§ THE TASK: Reproduce every entry below precisely. Pictures are excluded from the copy.
#### RECORD SET
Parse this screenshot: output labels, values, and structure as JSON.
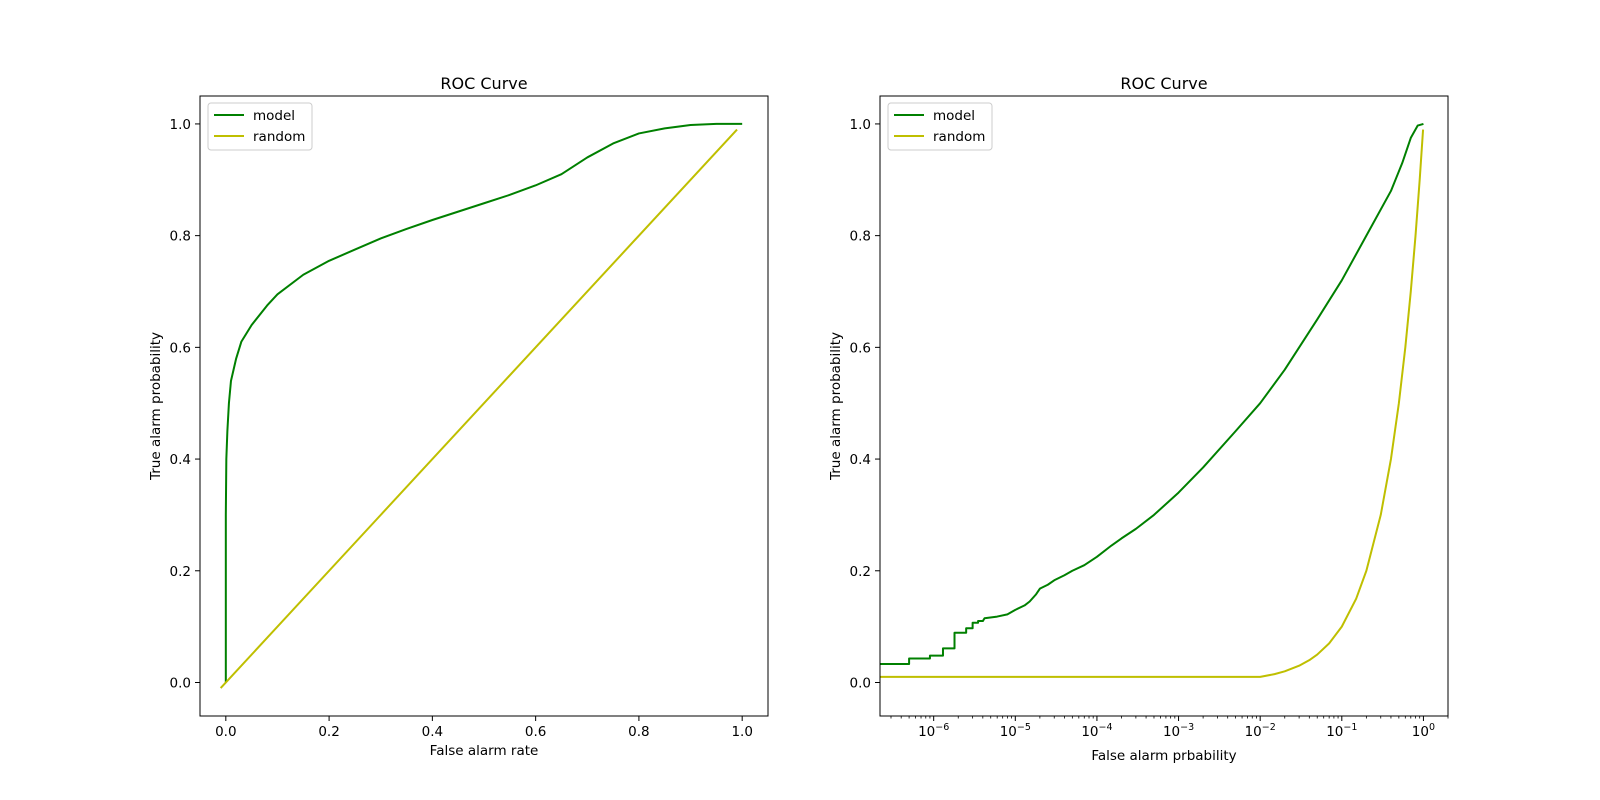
{
  "chart_data": [
    {
      "type": "line",
      "title": "ROC Curve",
      "xlabel": "False alarm rate",
      "ylabel": "True alarm probability",
      "xscale": "linear",
      "xlim": [
        -0.05,
        1.05
      ],
      "ylim": [
        -0.06,
        1.05
      ],
      "xticks": [
        {
          "value": 0.0,
          "label": "0.0"
        },
        {
          "value": 0.2,
          "label": "0.2"
        },
        {
          "value": 0.4,
          "label": "0.4"
        },
        {
          "value": 0.6,
          "label": "0.6"
        },
        {
          "value": 0.8,
          "label": "0.8"
        },
        {
          "value": 1.0,
          "label": "1.0"
        }
      ],
      "yticks": [
        {
          "value": 0.0,
          "label": "0.0"
        },
        {
          "value": 0.2,
          "label": "0.2"
        },
        {
          "value": 0.4,
          "label": "0.4"
        },
        {
          "value": 0.6,
          "label": "0.6"
        },
        {
          "value": 0.8,
          "label": "0.8"
        },
        {
          "value": 1.0,
          "label": "1.0"
        }
      ],
      "legend": "top-left",
      "series": [
        {
          "name": "model",
          "color": "#008000",
          "points": [
            [
              0.0,
              0.0
            ],
            [
              0.0,
              0.3
            ],
            [
              0.001,
              0.4
            ],
            [
              0.003,
              0.45
            ],
            [
              0.006,
              0.5
            ],
            [
              0.01,
              0.54
            ],
            [
              0.02,
              0.58
            ],
            [
              0.03,
              0.61
            ],
            [
              0.05,
              0.64
            ],
            [
              0.08,
              0.675
            ],
            [
              0.1,
              0.695
            ],
            [
              0.15,
              0.73
            ],
            [
              0.2,
              0.755
            ],
            [
              0.25,
              0.775
            ],
            [
              0.3,
              0.795
            ],
            [
              0.35,
              0.812
            ],
            [
              0.4,
              0.828
            ],
            [
              0.45,
              0.843
            ],
            [
              0.5,
              0.858
            ],
            [
              0.55,
              0.873
            ],
            [
              0.6,
              0.89
            ],
            [
              0.65,
              0.91
            ],
            [
              0.7,
              0.94
            ],
            [
              0.75,
              0.965
            ],
            [
              0.8,
              0.983
            ],
            [
              0.85,
              0.992
            ],
            [
              0.9,
              0.998
            ],
            [
              0.95,
              1.0
            ],
            [
              1.0,
              1.0
            ]
          ]
        },
        {
          "name": "random",
          "color": "#bfbf00",
          "points": [
            [
              -0.01,
              -0.01
            ],
            [
              0.99,
              0.99
            ]
          ]
        }
      ]
    },
    {
      "type": "line",
      "title": "ROC Curve",
      "xlabel": "False alarm prbability",
      "ylabel": "True alarm probability",
      "xscale": "log",
      "xlim": [
        2.2e-07,
        2.0
      ],
      "ylim": [
        -0.06,
        1.05
      ],
      "xticks": [
        {
          "value": 1e-06,
          "base": "10",
          "exp": "−6"
        },
        {
          "value": 1e-05,
          "base": "10",
          "exp": "−5"
        },
        {
          "value": 0.0001,
          "base": "10",
          "exp": "−4"
        },
        {
          "value": 0.001,
          "base": "10",
          "exp": "−3"
        },
        {
          "value": 0.01,
          "base": "10",
          "exp": "−2"
        },
        {
          "value": 0.1,
          "base": "10",
          "exp": "−1"
        },
        {
          "value": 1,
          "base": "10",
          "exp": "0"
        }
      ],
      "yticks": [
        {
          "value": 0.0,
          "label": "0.0"
        },
        {
          "value": 0.2,
          "label": "0.2"
        },
        {
          "value": 0.4,
          "label": "0.4"
        },
        {
          "value": 0.6,
          "label": "0.6"
        },
        {
          "value": 0.8,
          "label": "0.8"
        },
        {
          "value": 1.0,
          "label": "1.0"
        }
      ],
      "legend": "top-left",
      "series": [
        {
          "name": "model",
          "color": "#008000",
          "points": [
            [
              2.2e-07,
              0.033
            ],
            [
              5e-07,
              0.033
            ],
            [
              5e-07,
              0.043
            ],
            [
              9e-07,
              0.043
            ],
            [
              9e-07,
              0.048
            ],
            [
              1.3e-06,
              0.048
            ],
            [
              1.3e-06,
              0.061
            ],
            [
              1.8e-06,
              0.061
            ],
            [
              1.8e-06,
              0.089
            ],
            [
              2.5e-06,
              0.089
            ],
            [
              2.5e-06,
              0.097
            ],
            [
              3e-06,
              0.097
            ],
            [
              3e-06,
              0.107
            ],
            [
              3.5e-06,
              0.107
            ],
            [
              3.5e-06,
              0.11
            ],
            [
              4e-06,
              0.11
            ],
            [
              4.2e-06,
              0.115
            ],
            [
              6e-06,
              0.118
            ],
            [
              8e-06,
              0.122
            ],
            [
              1e-05,
              0.13
            ],
            [
              1.3e-05,
              0.138
            ],
            [
              1.5e-05,
              0.145
            ],
            [
              1.8e-05,
              0.158
            ],
            [
              2e-05,
              0.168
            ],
            [
              2.5e-05,
              0.175
            ],
            [
              3e-05,
              0.183
            ],
            [
              4e-05,
              0.192
            ],
            [
              5e-05,
              0.2
            ],
            [
              7e-05,
              0.21
            ],
            [
              0.0001,
              0.225
            ],
            [
              0.00015,
              0.245
            ],
            [
              0.0002,
              0.258
            ],
            [
              0.0003,
              0.275
            ],
            [
              0.0005,
              0.3
            ],
            [
              0.001,
              0.34
            ],
            [
              0.002,
              0.385
            ],
            [
              0.005,
              0.45
            ],
            [
              0.01,
              0.5
            ],
            [
              0.02,
              0.56
            ],
            [
              0.05,
              0.65
            ],
            [
              0.1,
              0.72
            ],
            [
              0.2,
              0.8
            ],
            [
              0.4,
              0.88
            ],
            [
              0.55,
              0.93
            ],
            [
              0.7,
              0.975
            ],
            [
              0.85,
              0.997
            ],
            [
              1.0,
              1.0
            ]
          ]
        },
        {
          "name": "random",
          "color": "#bfbf00",
          "points": [
            [
              2.2e-07,
              0.01
            ],
            [
              0.01,
              0.01
            ],
            [
              0.015,
              0.015
            ],
            [
              0.02,
              0.02
            ],
            [
              0.03,
              0.03
            ],
            [
              0.04,
              0.04
            ],
            [
              0.05,
              0.05
            ],
            [
              0.07,
              0.07
            ],
            [
              0.1,
              0.1
            ],
            [
              0.15,
              0.15
            ],
            [
              0.2,
              0.2
            ],
            [
              0.3,
              0.3
            ],
            [
              0.4,
              0.4
            ],
            [
              0.5,
              0.5
            ],
            [
              0.6,
              0.6
            ],
            [
              0.7,
              0.7
            ],
            [
              0.8,
              0.8
            ],
            [
              0.9,
              0.9
            ],
            [
              0.99,
              0.99
            ]
          ]
        }
      ]
    }
  ]
}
########
§ RESULT BELOW:
Parse this screenshot: output labels, values, and structure as JSON.
{
  "chart_data": [
    {
      "type": "line",
      "title": "ROC Curve",
      "xlabel": "False alarm rate",
      "ylabel": "True alarm probability",
      "xscale": "linear",
      "xlim": [
        -0.05,
        1.05
      ],
      "ylim": [
        -0.06,
        1.05
      ],
      "xticks": [
        {
          "value": 0.0,
          "label": "0.0"
        },
        {
          "value": 0.2,
          "label": "0.2"
        },
        {
          "value": 0.4,
          "label": "0.4"
        },
        {
          "value": 0.6,
          "label": "0.6"
        },
        {
          "value": 0.8,
          "label": "0.8"
        },
        {
          "value": 1.0,
          "label": "1.0"
        }
      ],
      "yticks": [
        {
          "value": 0.0,
          "label": "0.0"
        },
        {
          "value": 0.2,
          "label": "0.2"
        },
        {
          "value": 0.4,
          "label": "0.4"
        },
        {
          "value": 0.6,
          "label": "0.6"
        },
        {
          "value": 0.8,
          "label": "0.8"
        },
        {
          "value": 1.0,
          "label": "1.0"
        }
      ],
      "legend": "top-left",
      "series": [
        {
          "name": "model",
          "color": "#008000",
          "points": [
            [
              0.0,
              0.0
            ],
            [
              0.0,
              0.3
            ],
            [
              0.001,
              0.4
            ],
            [
              0.003,
              0.45
            ],
            [
              0.006,
              0.5
            ],
            [
              0.01,
              0.54
            ],
            [
              0.02,
              0.58
            ],
            [
              0.03,
              0.61
            ],
            [
              0.05,
              0.64
            ],
            [
              0.08,
              0.675
            ],
            [
              0.1,
              0.695
            ],
            [
              0.15,
              0.73
            ],
            [
              0.2,
              0.755
            ],
            [
              0.25,
              0.775
            ],
            [
              0.3,
              0.795
            ],
            [
              0.35,
              0.812
            ],
            [
              0.4,
              0.828
            ],
            [
              0.45,
              0.843
            ],
            [
              0.5,
              0.858
            ],
            [
              0.55,
              0.873
            ],
            [
              0.6,
              0.89
            ],
            [
              0.65,
              0.91
            ],
            [
              0.7,
              0.94
            ],
            [
              0.75,
              0.965
            ],
            [
              0.8,
              0.983
            ],
            [
              0.85,
              0.992
            ],
            [
              0.9,
              0.998
            ],
            [
              0.95,
              1.0
            ],
            [
              1.0,
              1.0
            ]
          ]
        },
        {
          "name": "random",
          "color": "#bfbf00",
          "points": [
            [
              -0.01,
              -0.01
            ],
            [
              0.99,
              0.99
            ]
          ]
        }
      ]
    },
    {
      "type": "line",
      "title": "ROC Curve",
      "xlabel": "False alarm prbability",
      "ylabel": "True alarm probability",
      "xscale": "log",
      "xlim": [
        2.2e-07,
        2.0
      ],
      "ylim": [
        -0.06,
        1.05
      ],
      "xticks": [
        {
          "value": 1e-06,
          "base": "10",
          "exp": "−6"
        },
        {
          "value": 1e-05,
          "base": "10",
          "exp": "−5"
        },
        {
          "value": 0.0001,
          "base": "10",
          "exp": "−4"
        },
        {
          "value": 0.001,
          "base": "10",
          "exp": "−3"
        },
        {
          "value": 0.01,
          "base": "10",
          "exp": "−2"
        },
        {
          "value": 0.1,
          "base": "10",
          "exp": "−1"
        },
        {
          "value": 1,
          "base": "10",
          "exp": "0"
        }
      ],
      "yticks": [
        {
          "value": 0.0,
          "label": "0.0"
        },
        {
          "value": 0.2,
          "label": "0.2"
        },
        {
          "value": 0.4,
          "label": "0.4"
        },
        {
          "value": 0.6,
          "label": "0.6"
        },
        {
          "value": 0.8,
          "label": "0.8"
        },
        {
          "value": 1.0,
          "label": "1.0"
        }
      ],
      "legend": "top-left",
      "series": [
        {
          "name": "model",
          "color": "#008000",
          "points": [
            [
              2.2e-07,
              0.033
            ],
            [
              5e-07,
              0.033
            ],
            [
              5e-07,
              0.043
            ],
            [
              9e-07,
              0.043
            ],
            [
              9e-07,
              0.048
            ],
            [
              1.3e-06,
              0.048
            ],
            [
              1.3e-06,
              0.061
            ],
            [
              1.8e-06,
              0.061
            ],
            [
              1.8e-06,
              0.089
            ],
            [
              2.5e-06,
              0.089
            ],
            [
              2.5e-06,
              0.097
            ],
            [
              3e-06,
              0.097
            ],
            [
              3e-06,
              0.107
            ],
            [
              3.5e-06,
              0.107
            ],
            [
              3.5e-06,
              0.11
            ],
            [
              4e-06,
              0.11
            ],
            [
              4.2e-06,
              0.115
            ],
            [
              6e-06,
              0.118
            ],
            [
              8e-06,
              0.122
            ],
            [
              1e-05,
              0.13
            ],
            [
              1.3e-05,
              0.138
            ],
            [
              1.5e-05,
              0.145
            ],
            [
              1.8e-05,
              0.158
            ],
            [
              2e-05,
              0.168
            ],
            [
              2.5e-05,
              0.175
            ],
            [
              3e-05,
              0.183
            ],
            [
              4e-05,
              0.192
            ],
            [
              5e-05,
              0.2
            ],
            [
              7e-05,
              0.21
            ],
            [
              0.0001,
              0.225
            ],
            [
              0.00015,
              0.245
            ],
            [
              0.0002,
              0.258
            ],
            [
              0.0003,
              0.275
            ],
            [
              0.0005,
              0.3
            ],
            [
              0.001,
              0.34
            ],
            [
              0.002,
              0.385
            ],
            [
              0.005,
              0.45
            ],
            [
              0.01,
              0.5
            ],
            [
              0.02,
              0.56
            ],
            [
              0.05,
              0.65
            ],
            [
              0.1,
              0.72
            ],
            [
              0.2,
              0.8
            ],
            [
              0.4,
              0.88
            ],
            [
              0.55,
              0.93
            ],
            [
              0.7,
              0.975
            ],
            [
              0.85,
              0.997
            ],
            [
              1.0,
              1.0
            ]
          ]
        },
        {
          "name": "random",
          "color": "#bfbf00",
          "points": [
            [
              2.2e-07,
              0.01
            ],
            [
              0.01,
              0.01
            ],
            [
              0.015,
              0.015
            ],
            [
              0.02,
              0.02
            ],
            [
              0.03,
              0.03
            ],
            [
              0.04,
              0.04
            ],
            [
              0.05,
              0.05
            ],
            [
              0.07,
              0.07
            ],
            [
              0.1,
              0.1
            ],
            [
              0.15,
              0.15
            ],
            [
              0.2,
              0.2
            ],
            [
              0.3,
              0.3
            ],
            [
              0.4,
              0.4
            ],
            [
              0.5,
              0.5
            ],
            [
              0.6,
              0.6
            ],
            [
              0.7,
              0.7
            ],
            [
              0.8,
              0.8
            ],
            [
              0.9,
              0.9
            ],
            [
              0.99,
              0.99
            ]
          ]
        }
      ]
    }
  ]
}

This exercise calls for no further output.